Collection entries
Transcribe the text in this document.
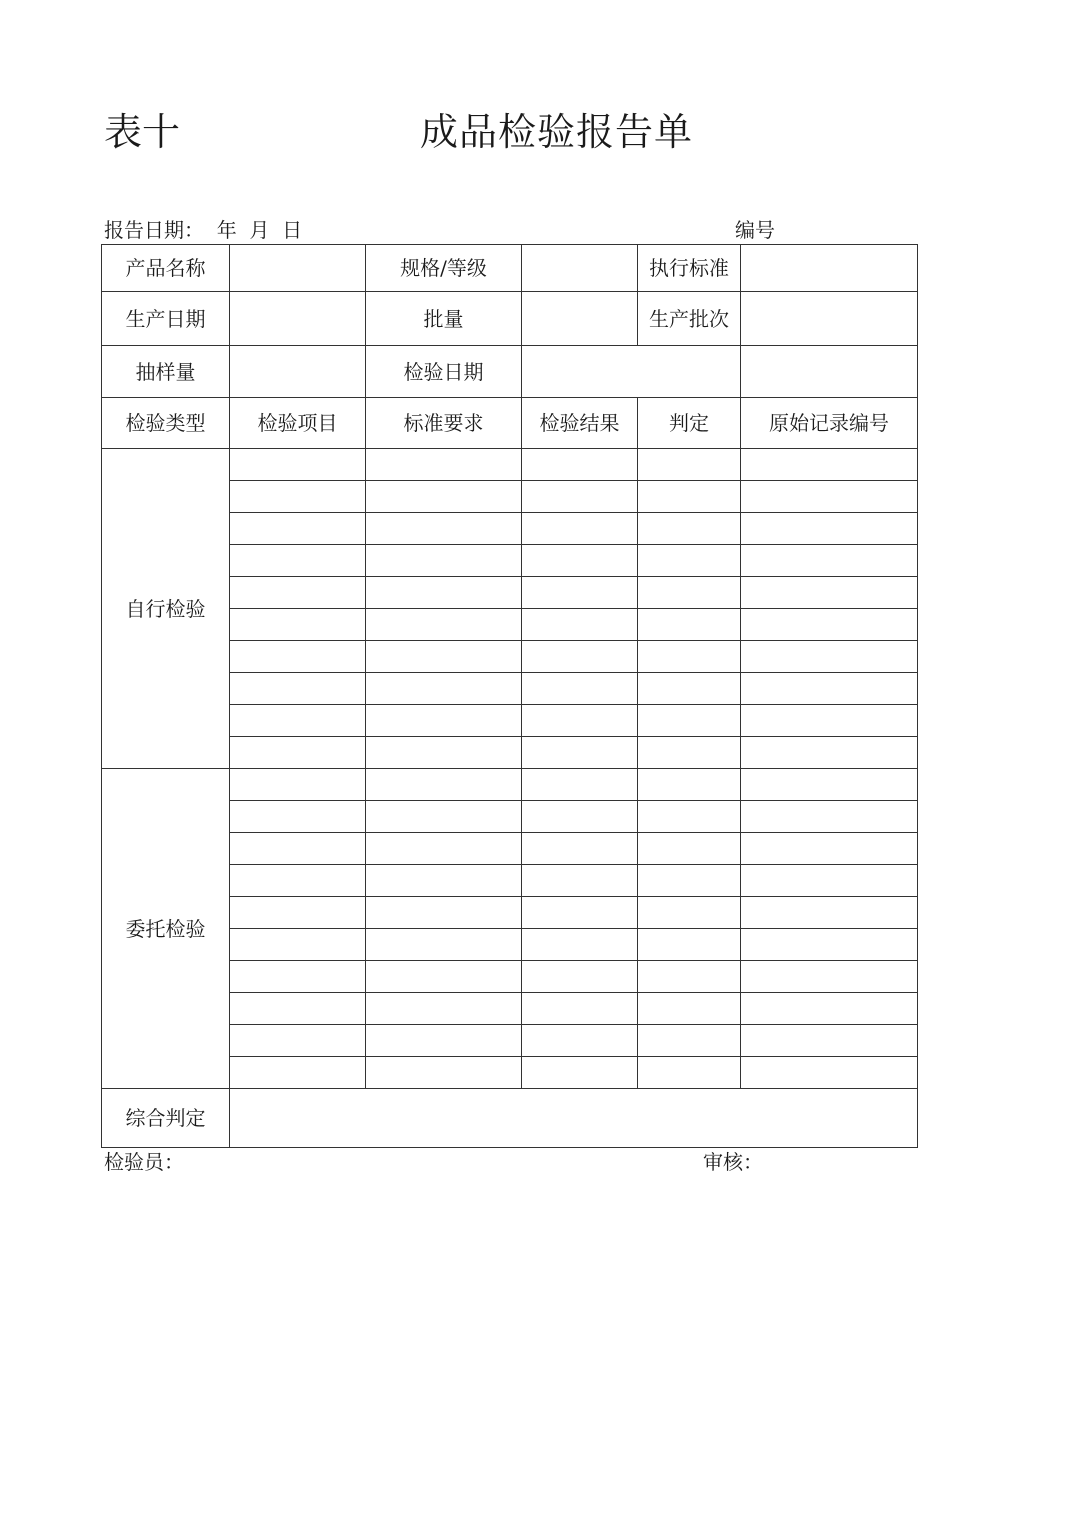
表十	成品检验报告单
报告日期：  年  月  日	编号
产品名称		规格/等级		执行标准	
生产日期		批量		生产批次	
抽样量		检验日期			
检验类型	检验项目	标准要求	检验结果	判定	原始记录编号
自行检验					

委托检验					

综合判定					
检验员：	审核：
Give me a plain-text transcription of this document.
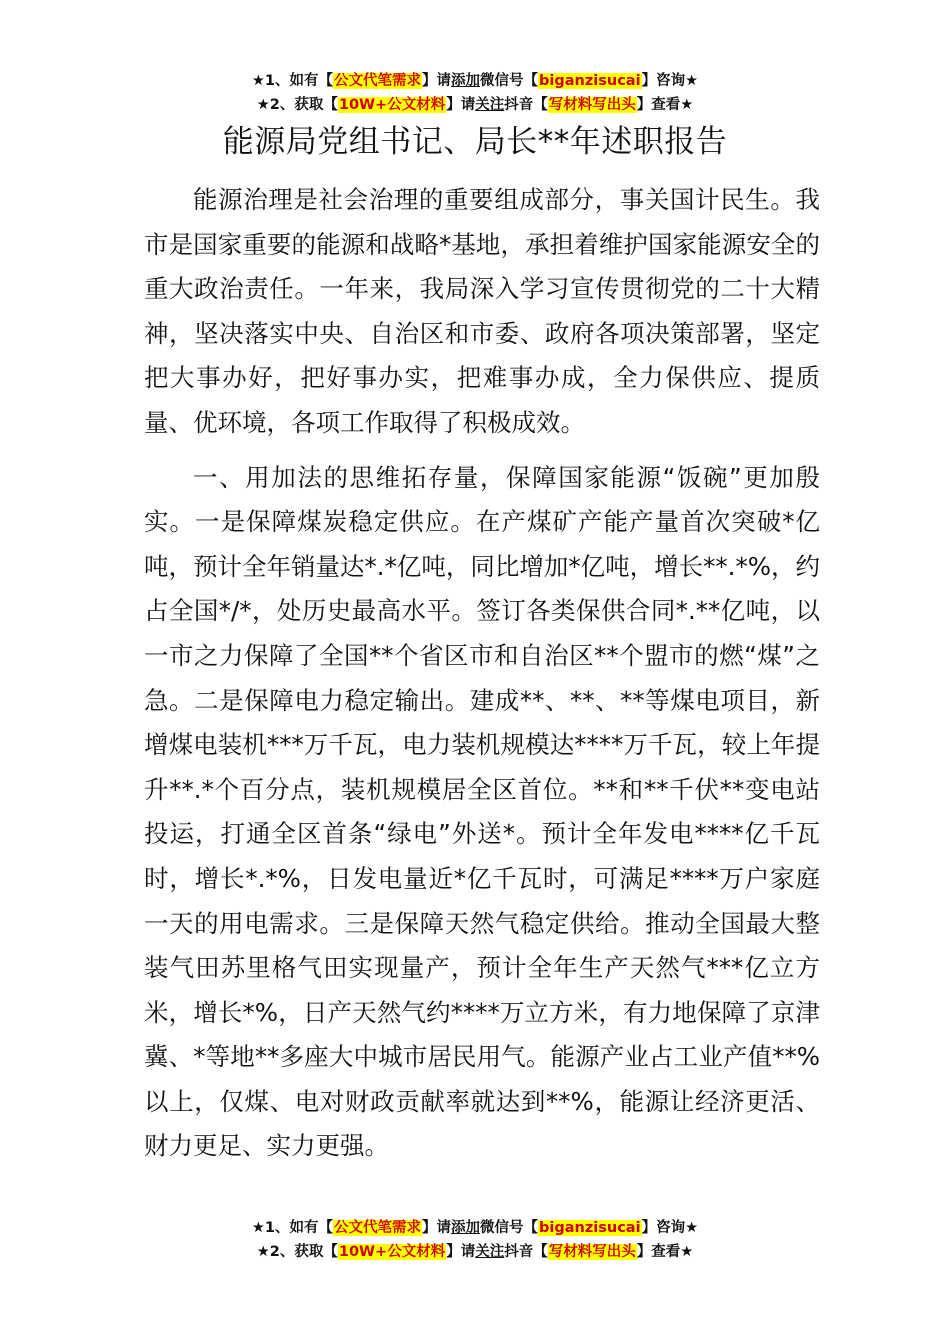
★1、如有【公文代笔需求】请添加微信号【biganzisucai】咨询★
★2、获取【10W+公文材料】请关注抖音【写材料写出头】查看★
能源局党组书记、局长**年述职报告

能源治理是社会治理的重要组成部分，事关国计民生。我市是国家重要的能源和战略*基地，承担着维护国家能源安全的重大政治责任。一年来，我局深入学习宣传贯彻党的二十大精神，坚决落实中央、自治区和市委、政府各项决策部署，坚定把大事办好，把好事办实，把难事办成，全力保供应、提质量、优环境，各项工作取得了积极成效。

一、用加法的思维拓存量，保障国家能源“饭碗”更加殷实。一是保障煤炭稳定供应。在产煤矿产能产量首次突破*亿吨，预计全年销量达*.*亿吨，同比增加*亿吨，增长**.*%，约占全国*/*，处历史最高水平。签订各类保供合同*.**亿吨，以一市之力保障了全国**个省区市和自治区**个盟市的燃“煤”之急。二是保障电力稳定输出。建成**、**、**等煤电项目，新增煤电装机***万千瓦，电力装机规模达****万千瓦，较上年提升**.*个百分点，装机规模居全区首位。**和**千伏**变电站投运，打通全区首条“绿电”外送*。预计全年发电****亿千瓦时，增长*.*%，日发电量近*亿千瓦时，可满足****万户家庭一天的用电需求。三是保障天然气稳定供给。推动全国最大整装气田苏里格气田实现量产，预计全年生产天然气***亿立方米，增长*%，日产天然气约****万立方米，有力地保障了京津冀、*等地**多座大中城市居民用气。能源产业占工业产值**%以上，仅煤、电对财政贡献率就达到**%，能源让经济更活、财力更足、实力更强。

★1、如有【公文代笔需求】请添加微信号【biganzisucai】咨询★
★2、获取【10W+公文材料】请关注抖音【写材料写出头】查看★
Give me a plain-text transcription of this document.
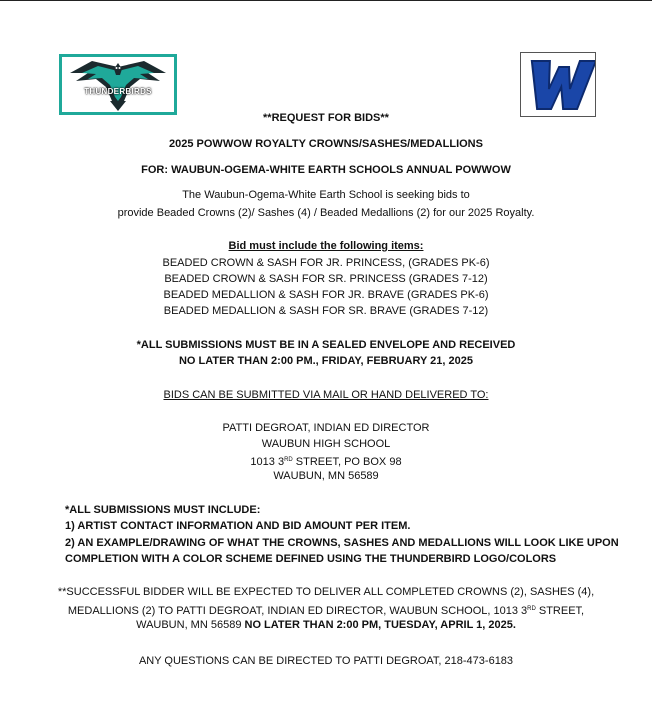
THUNDERBIRDS
**REQUEST FOR BIDS**
2025 POWWOW ROYALTY CROWNS/SASHES/MEDALLIONS
FOR: WAUBUN-OGEMA-WHITE EARTH SCHOOLS ANNUAL POWWOW
The Waubun-Ogema-White Earth School is seeking bids to
provide Beaded Crowns (2)/ Sashes (4) / Beaded Medallions (2) for our 2025 Royalty.
Bid must include the following items:
BEADED CROWN & SASH FOR JR. PRINCESS, (GRADES PK-6)
BEADED CROWN & SASH FOR SR. PRINCESS (GRADES 7-12)
BEADED MEDALLION & SASH FOR JR. BRAVE (GRADES PK-6)
BEADED MEDALLION & SASH FOR SR. BRAVE (GRADES 7-12)
*ALL SUBMISSIONS MUST BE IN A SEALED ENVELOPE AND RECEIVED
NO LATER THAN 2:00 PM., FRIDAY, FEBRUARY 21, 2025
BIDS CAN BE SUBMITTED VIA MAIL OR HAND DELIVERED TO:
PATTI DEGROAT, INDIAN ED DIRECTOR
WAUBUN HIGH SCHOOL
1013 3RD STREET, PO BOX 98
WAUBUN, MN 56589
*ALL SUBMISSIONS MUST INCLUDE:
1) ARTIST CONTACT INFORMATION AND BID AMOUNT PER ITEM.
2) AN EXAMPLE/DRAWING OF WHAT THE CROWNS, SASHES AND MEDALLIONS WILL LOOK LIKE UPON
COMPLETION WITH A COLOR SCHEME DEFINED USING THE THUNDERBIRD LOGO/COLORS
**SUCCESSFUL BIDDER WILL BE EXPECTED TO DELIVER ALL COMPLETED CROWNS (2), SASHES (4),
MEDALLIONS (2) TO PATTI DEGROAT, INDIAN ED DIRECTOR, WAUBUN SCHOOL, 1013 3RD STREET,
WAUBUN, MN 56589 NO LATER THAN 2:00 PM, TUESDAY, APRIL 1, 2025.
ANY QUESTIONS CAN BE DIRECTED TO PATTI DEGROAT, 218-473-6183
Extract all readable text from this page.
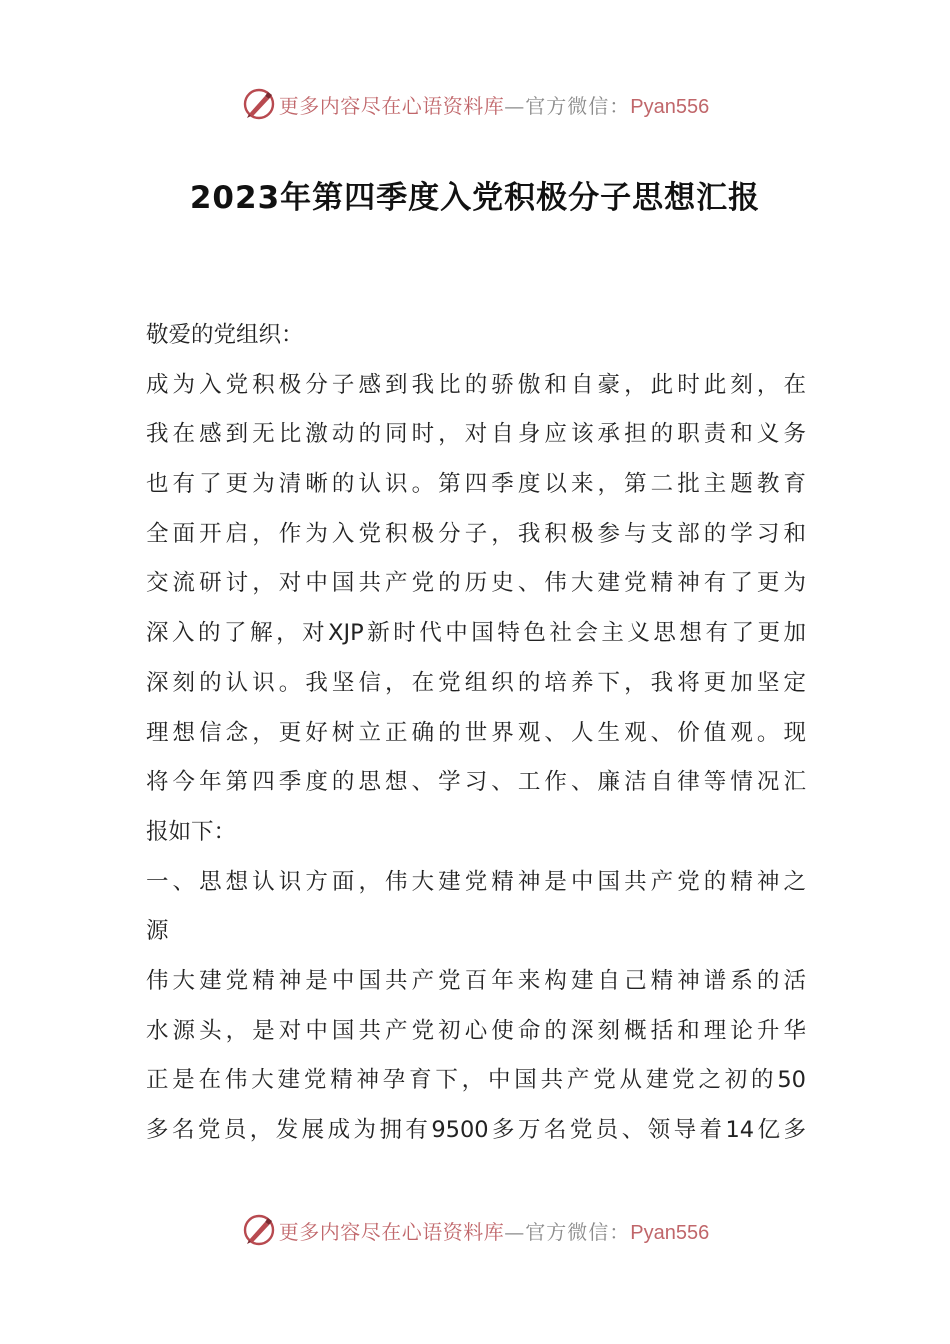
更多内容尽在心语资料库—官方微信：Pyan556
2023年第四季度入党积极分子思想汇报
敬爱的党组织：
成为入党积极分子感到我比的骄傲和自豪，此时此刻，在
我在感到无比激动的同时，对自身应该承担的职责和义务
也有了更为清晰的认识。第四季度以来，第二批主题教育
全面开启，作为入党积极分子，我积极参与支部的学习和
交流研讨，对中国共产党的历史、伟大建党精神有了更为
深入的了解，对XJP新时代中国特色社会主义思想有了更加
深刻的认识。我坚信，在党组织的培养下，我将更加坚定
理想信念，更好树立正确的世界观、人生观、价值观。现
将今年第四季度的思想、学习、工作、廉洁自律等情况汇
报如下：
一、思想认识方面，伟大建党精神是中国共产党的精神之
源
伟大建党精神是中国共产党百年来构建自己精神谱系的活
水源头，是对中国共产党初心使命的深刻概括和理论升华
正是在伟大建党精神孕育下，中国共产党从建党之初的50
多名党员，发展成为拥有9500多万名党员、领导着14亿多
更多内容尽在心语资料库—官方微信：Pyan556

#### [What needs to be done]
Of the lines in the material, how many contain the word "THAN"? Reply with the number and nothing else.

#### [Result]
2